Data records:
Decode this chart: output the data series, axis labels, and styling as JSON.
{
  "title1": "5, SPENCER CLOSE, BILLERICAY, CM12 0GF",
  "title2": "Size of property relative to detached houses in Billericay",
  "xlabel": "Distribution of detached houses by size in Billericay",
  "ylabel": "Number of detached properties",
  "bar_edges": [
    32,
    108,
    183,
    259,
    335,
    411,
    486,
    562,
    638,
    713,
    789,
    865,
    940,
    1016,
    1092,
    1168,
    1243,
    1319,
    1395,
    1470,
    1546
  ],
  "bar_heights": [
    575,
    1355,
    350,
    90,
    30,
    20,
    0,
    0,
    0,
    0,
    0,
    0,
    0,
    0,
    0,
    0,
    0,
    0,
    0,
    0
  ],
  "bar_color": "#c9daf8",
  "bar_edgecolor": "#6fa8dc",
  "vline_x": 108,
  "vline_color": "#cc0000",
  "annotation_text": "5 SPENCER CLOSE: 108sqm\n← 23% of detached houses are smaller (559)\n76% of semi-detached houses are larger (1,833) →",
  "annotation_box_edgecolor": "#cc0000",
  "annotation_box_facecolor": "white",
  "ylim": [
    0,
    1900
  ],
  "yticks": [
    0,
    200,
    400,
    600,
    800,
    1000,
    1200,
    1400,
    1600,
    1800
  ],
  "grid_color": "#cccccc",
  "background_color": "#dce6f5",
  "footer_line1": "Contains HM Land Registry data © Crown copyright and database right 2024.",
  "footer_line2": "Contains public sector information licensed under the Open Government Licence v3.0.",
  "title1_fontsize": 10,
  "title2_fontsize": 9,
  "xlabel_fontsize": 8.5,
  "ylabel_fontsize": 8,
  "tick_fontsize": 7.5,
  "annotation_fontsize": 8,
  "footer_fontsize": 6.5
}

Task directions - Set down all of the data above, word for word.

Exercise output -
Decode this chart: output the data series, axis labels, and styling as JSON.
{
  "title1": "5, SPENCER CLOSE, BILLERICAY, CM12 0GF",
  "title2": "Size of property relative to detached houses in Billericay",
  "xlabel": "Distribution of detached houses by size in Billericay",
  "ylabel": "Number of detached properties",
  "bar_edges": [
    32,
    108,
    183,
    259,
    335,
    411,
    486,
    562,
    638,
    713,
    789,
    865,
    940,
    1016,
    1092,
    1168,
    1243,
    1319,
    1395,
    1470,
    1546
  ],
  "bar_heights": [
    575,
    1355,
    350,
    90,
    30,
    20,
    0,
    0,
    0,
    0,
    0,
    0,
    0,
    0,
    0,
    0,
    0,
    0,
    0,
    0
  ],
  "bar_color": "#c9daf8",
  "bar_edgecolor": "#6fa8dc",
  "vline_x": 108,
  "vline_color": "#cc0000",
  "annotation_text": "5 SPENCER CLOSE: 108sqm\n← 23% of detached houses are smaller (559)\n76% of semi-detached houses are larger (1,833) →",
  "annotation_box_edgecolor": "#cc0000",
  "annotation_box_facecolor": "white",
  "ylim": [
    0,
    1900
  ],
  "yticks": [
    0,
    200,
    400,
    600,
    800,
    1000,
    1200,
    1400,
    1600,
    1800
  ],
  "grid_color": "#cccccc",
  "background_color": "#dce6f5",
  "footer_line1": "Contains HM Land Registry data © Crown copyright and database right 2024.",
  "footer_line2": "Contains public sector information licensed under the Open Government Licence v3.0.",
  "title1_fontsize": 10,
  "title2_fontsize": 9,
  "xlabel_fontsize": 8.5,
  "ylabel_fontsize": 8,
  "tick_fontsize": 7.5,
  "annotation_fontsize": 8,
  "footer_fontsize": 6.5
}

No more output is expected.